* [INSTRUCTIONS FOR THE TASK]
An exact copy of every record is needed.

* [MATERIAL FOR THIS EXERCISE]
★ ★ ★ ★ ★

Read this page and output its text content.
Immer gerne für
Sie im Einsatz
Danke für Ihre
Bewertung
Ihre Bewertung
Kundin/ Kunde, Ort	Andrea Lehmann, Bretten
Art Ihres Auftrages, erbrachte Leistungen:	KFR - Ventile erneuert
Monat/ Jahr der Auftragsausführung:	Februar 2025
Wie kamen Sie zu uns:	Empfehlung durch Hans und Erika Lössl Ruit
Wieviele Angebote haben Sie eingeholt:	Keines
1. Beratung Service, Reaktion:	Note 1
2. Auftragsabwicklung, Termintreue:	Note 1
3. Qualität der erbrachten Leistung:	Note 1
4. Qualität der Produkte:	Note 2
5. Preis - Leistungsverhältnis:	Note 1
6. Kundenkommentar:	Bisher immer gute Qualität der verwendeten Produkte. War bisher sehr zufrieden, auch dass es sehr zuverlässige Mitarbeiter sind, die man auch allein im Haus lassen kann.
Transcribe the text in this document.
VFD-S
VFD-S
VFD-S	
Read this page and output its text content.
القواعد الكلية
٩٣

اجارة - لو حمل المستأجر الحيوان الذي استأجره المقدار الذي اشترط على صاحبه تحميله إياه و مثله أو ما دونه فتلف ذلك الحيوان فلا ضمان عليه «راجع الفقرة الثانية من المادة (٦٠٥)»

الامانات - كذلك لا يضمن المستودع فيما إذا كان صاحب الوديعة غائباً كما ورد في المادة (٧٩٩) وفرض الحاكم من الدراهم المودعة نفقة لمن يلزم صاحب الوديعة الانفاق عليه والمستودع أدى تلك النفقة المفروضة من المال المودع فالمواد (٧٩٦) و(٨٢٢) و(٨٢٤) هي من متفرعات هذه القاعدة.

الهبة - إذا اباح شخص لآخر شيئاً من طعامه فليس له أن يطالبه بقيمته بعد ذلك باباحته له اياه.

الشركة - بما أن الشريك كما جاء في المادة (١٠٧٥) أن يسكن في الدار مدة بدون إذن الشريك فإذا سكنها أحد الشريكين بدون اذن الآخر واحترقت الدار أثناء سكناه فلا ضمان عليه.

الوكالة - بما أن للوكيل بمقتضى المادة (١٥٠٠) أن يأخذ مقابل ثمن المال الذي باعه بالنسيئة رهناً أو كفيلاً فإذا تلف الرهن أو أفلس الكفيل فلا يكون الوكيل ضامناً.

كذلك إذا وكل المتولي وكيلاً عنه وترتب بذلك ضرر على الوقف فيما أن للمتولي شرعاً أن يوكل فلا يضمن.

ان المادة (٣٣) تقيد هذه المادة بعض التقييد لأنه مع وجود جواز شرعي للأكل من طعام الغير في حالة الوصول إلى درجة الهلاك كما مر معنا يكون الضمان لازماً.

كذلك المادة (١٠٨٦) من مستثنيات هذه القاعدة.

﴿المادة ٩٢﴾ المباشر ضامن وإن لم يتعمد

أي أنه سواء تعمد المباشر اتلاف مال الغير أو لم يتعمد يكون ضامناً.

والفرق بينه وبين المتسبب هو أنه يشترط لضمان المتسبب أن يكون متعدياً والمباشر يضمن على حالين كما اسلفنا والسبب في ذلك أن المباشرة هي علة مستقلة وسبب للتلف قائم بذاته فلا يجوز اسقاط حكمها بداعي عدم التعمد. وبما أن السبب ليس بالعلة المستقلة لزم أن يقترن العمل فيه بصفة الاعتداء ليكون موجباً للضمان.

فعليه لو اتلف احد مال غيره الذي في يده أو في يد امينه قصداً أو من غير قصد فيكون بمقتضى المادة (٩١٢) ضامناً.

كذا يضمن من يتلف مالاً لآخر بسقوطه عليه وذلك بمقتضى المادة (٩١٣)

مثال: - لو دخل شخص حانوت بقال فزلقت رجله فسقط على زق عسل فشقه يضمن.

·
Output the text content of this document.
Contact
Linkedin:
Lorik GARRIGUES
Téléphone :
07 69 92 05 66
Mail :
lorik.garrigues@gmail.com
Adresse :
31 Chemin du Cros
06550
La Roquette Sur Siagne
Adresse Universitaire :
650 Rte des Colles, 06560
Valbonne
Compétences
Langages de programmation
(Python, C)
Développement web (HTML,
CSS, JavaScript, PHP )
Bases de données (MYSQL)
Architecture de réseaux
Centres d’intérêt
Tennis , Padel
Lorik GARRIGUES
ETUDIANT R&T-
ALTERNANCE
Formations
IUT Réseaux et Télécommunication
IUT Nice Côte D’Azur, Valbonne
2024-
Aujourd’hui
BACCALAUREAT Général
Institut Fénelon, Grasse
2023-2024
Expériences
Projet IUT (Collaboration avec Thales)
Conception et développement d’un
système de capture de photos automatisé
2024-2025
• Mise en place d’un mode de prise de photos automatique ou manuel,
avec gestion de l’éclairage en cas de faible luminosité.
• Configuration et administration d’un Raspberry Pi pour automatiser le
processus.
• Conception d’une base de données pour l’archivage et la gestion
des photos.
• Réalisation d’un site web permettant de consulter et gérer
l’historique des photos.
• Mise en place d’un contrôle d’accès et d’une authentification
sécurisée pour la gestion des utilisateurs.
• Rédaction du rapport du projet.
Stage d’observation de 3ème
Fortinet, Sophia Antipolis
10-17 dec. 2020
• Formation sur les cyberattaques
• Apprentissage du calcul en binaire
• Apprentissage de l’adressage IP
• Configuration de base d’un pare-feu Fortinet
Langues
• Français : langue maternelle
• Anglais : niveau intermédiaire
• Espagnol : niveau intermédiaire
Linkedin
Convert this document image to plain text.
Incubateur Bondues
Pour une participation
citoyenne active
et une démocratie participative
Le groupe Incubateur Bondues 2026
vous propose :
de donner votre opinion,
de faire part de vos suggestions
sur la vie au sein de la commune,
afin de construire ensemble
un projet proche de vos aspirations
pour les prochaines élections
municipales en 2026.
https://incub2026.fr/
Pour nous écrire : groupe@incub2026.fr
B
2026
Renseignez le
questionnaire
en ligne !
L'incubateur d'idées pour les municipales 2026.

★ ★ ★ ★ ★

* [REPLY TO THE EXERCISE]
Read this page and output its text content.
Immer gerne für
Sie im Einsatz
Danke für Ihre
Bewertung
Ihre Bewertung
Kundin/ Kunde, Ort	Andrea Lehmann, Bretten
Art Ihres Auftrages, erbrachte Leistungen:	KFR - Ventile erneuert
Monat/ Jahr der Auftragsausführung:	Februar 2025
Wie kamen Sie zu uns:	Empfehlung durch Hans und Erika Lössl Ruit
Wieviele Angebote haben Sie eingeholt:	Keines
1. Beratung Service, Reaktion:	Note 1
2. Auftragsabwicklung, Termintreue:	Note 1
3. Qualität der erbrachten Leistung:	Note 1
4. Qualität der Produkte:	Note 2
5. Preis - Leistungsverhältnis:	Note 1
6. Kundenkommentar:	Bisher immer gute Qualität der verwendeten Produkte. War bisher sehr zufrieden, auch dass es sehr zuverlässige Mitarbeiter sind, die man auch allein im Haus lassen kann.
Transcribe the text in this document.
VFD-S
VFD-S
VFD-S	
Read this page and output its text content.
القواعد الكلية
٩٣

اجارة - لو حمل المستأجر الحيوان الذي استأجره المقدار الذي اشترط على صاحبه تحميله إياه و مثله أو ما دونه فتلف ذلك الحيوان فلا ضمان عليه «راجع الفقرة الثانية من المادة (٦٠٥)»

الامانات - كذلك لا يضمن المستودع فيما إذا كان صاحب الوديعة غائباً كما ورد في المادة (٧٩٩) وفرض الحاكم من الدراهم المودعة نفقة لمن يلزم صاحب الوديعة الانفاق عليه والمستودع أدى تلك النفقة المفروضة من المال المودع فالمواد (٧٩٦) و(٨٢٢) و(٨٢٤) هي من متفرعات هذه القاعدة.

الهبة - إذا اباح شخص لآخر شيئاً من طعامه فليس له أن يطالبه بقيمته بعد ذلك باباحته له اياه.

الشركة - بما أن الشريك كما جاء في المادة (١٠٧٥) أن يسكن في الدار مدة بدون إذن الشريك فإذا سكنها أحد الشريكين بدون اذن الآخر واحترقت الدار أثناء سكناه فلا ضمان عليه.

الوكالة - بما أن للوكيل بمقتضى المادة (١٥٠٠) أن يأخذ مقابل ثمن المال الذي باعه بالنسيئة رهناً أو كفيلاً فإذا تلف الرهن أو أفلس الكفيل فلا يكون الوكيل ضامناً.

كذلك إذا وكل المتولي وكيلاً عنه وترتب بذلك ضرر على الوقف فيما أن للمتولي شرعاً أن يوكل فلا يضمن.

ان المادة (٣٣) تقيد هذه المادة بعض التقييد لأنه مع وجود جواز شرعي للأكل من طعام الغير في حالة الوصول إلى درجة الهلاك كما مر معنا يكون الضمان لازماً.

كذلك المادة (١٠٨٦) من مستثنيات هذه القاعدة.

﴿المادة ٩٢﴾ المباشر ضامن وإن لم يتعمد

أي أنه سواء تعمد المباشر اتلاف مال الغير أو لم يتعمد يكون ضامناً.

والفرق بينه وبين المتسبب هو أنه يشترط لضمان المتسبب أن يكون متعدياً والمباشر يضمن على حالين كما اسلفنا والسبب في ذلك أن المباشرة هي علة مستقلة وسبب للتلف قائم بذاته فلا يجوز اسقاط حكمها بداعي عدم التعمد. وبما أن السبب ليس بالعلة المستقلة لزم أن يقترن العمل فيه بصفة الاعتداء ليكون موجباً للضمان.

فعليه لو اتلف احد مال غيره الذي في يده أو في يد امينه قصداً أو من غير قصد فيكون بمقتضى المادة (٩١٢) ضامناً.

كذا يضمن من يتلف مالاً لآخر بسقوطه عليه وذلك بمقتضى المادة (٩١٣)

مثال: - لو دخل شخص حانوت بقال فزلقت رجله فسقط على زق عسل فشقه يضمن.

·
Output the text content of this document.
Contact
Linkedin:
Lorik GARRIGUES
Téléphone :
07 69 92 05 66
Mail :
lorik.garrigues@gmail.com
Adresse :
31 Chemin du Cros
06550
La Roquette Sur Siagne
Adresse Universitaire :
650 Rte des Colles, 06560
Valbonne
Compétences
Langages de programmation
(Python, C)
Développement web (HTML,
CSS, JavaScript, PHP )
Bases de données (MYSQL)
Architecture de réseaux
Centres d’intérêt
Tennis , Padel
Lorik GARRIGUES
ETUDIANT R&T-
ALTERNANCE
Formations
IUT Réseaux et Télécommunication
IUT Nice Côte D’Azur, Valbonne
2024-
Aujourd’hui
BACCALAUREAT Général
Institut Fénelon, Grasse
2023-2024
Expériences
Projet IUT (Collaboration avec Thales)
Conception et développement d’un
système de capture de photos automatisé
2024-2025
• Mise en place d’un mode de prise de photos automatique ou manuel,
avec gestion de l’éclairage en cas de faible luminosité.
• Configuration et administration d’un Raspberry Pi pour automatiser le
processus.
• Conception d’une base de données pour l’archivage et la gestion
des photos.
• Réalisation d’un site web permettant de consulter et gérer
l’historique des photos.
• Mise en place d’un contrôle d’accès et d’une authentification
sécurisée pour la gestion des utilisateurs.
• Rédaction du rapport du projet.
Stage d’observation de 3ème
Fortinet, Sophia Antipolis
10-17 dec. 2020
• Formation sur les cyberattaques
• Apprentissage du calcul en binaire
• Apprentissage de l’adressage IP
• Configuration de base d’un pare-feu Fortinet
Langues
• Français : langue maternelle
• Anglais : niveau intermédiaire
• Espagnol : niveau intermédiaire
Linkedin
Convert this document image to plain text.
Incubateur Bondues
Pour une participation
citoyenne active
et une démocratie participative
Le groupe Incubateur Bondues 2026
vous propose :
de donner votre opinion,
de faire part de vos suggestions
sur la vie au sein de la commune,
afin de construire ensemble
un projet proche de vos aspirations
pour les prochaines élections
municipales en 2026.
https://incub2026.fr/
Pour nous écrire : groupe@incub2026.fr
B
2026
Renseignez le
questionnaire
en ligne !
L'incubateur d'idées pour les municipales 2026.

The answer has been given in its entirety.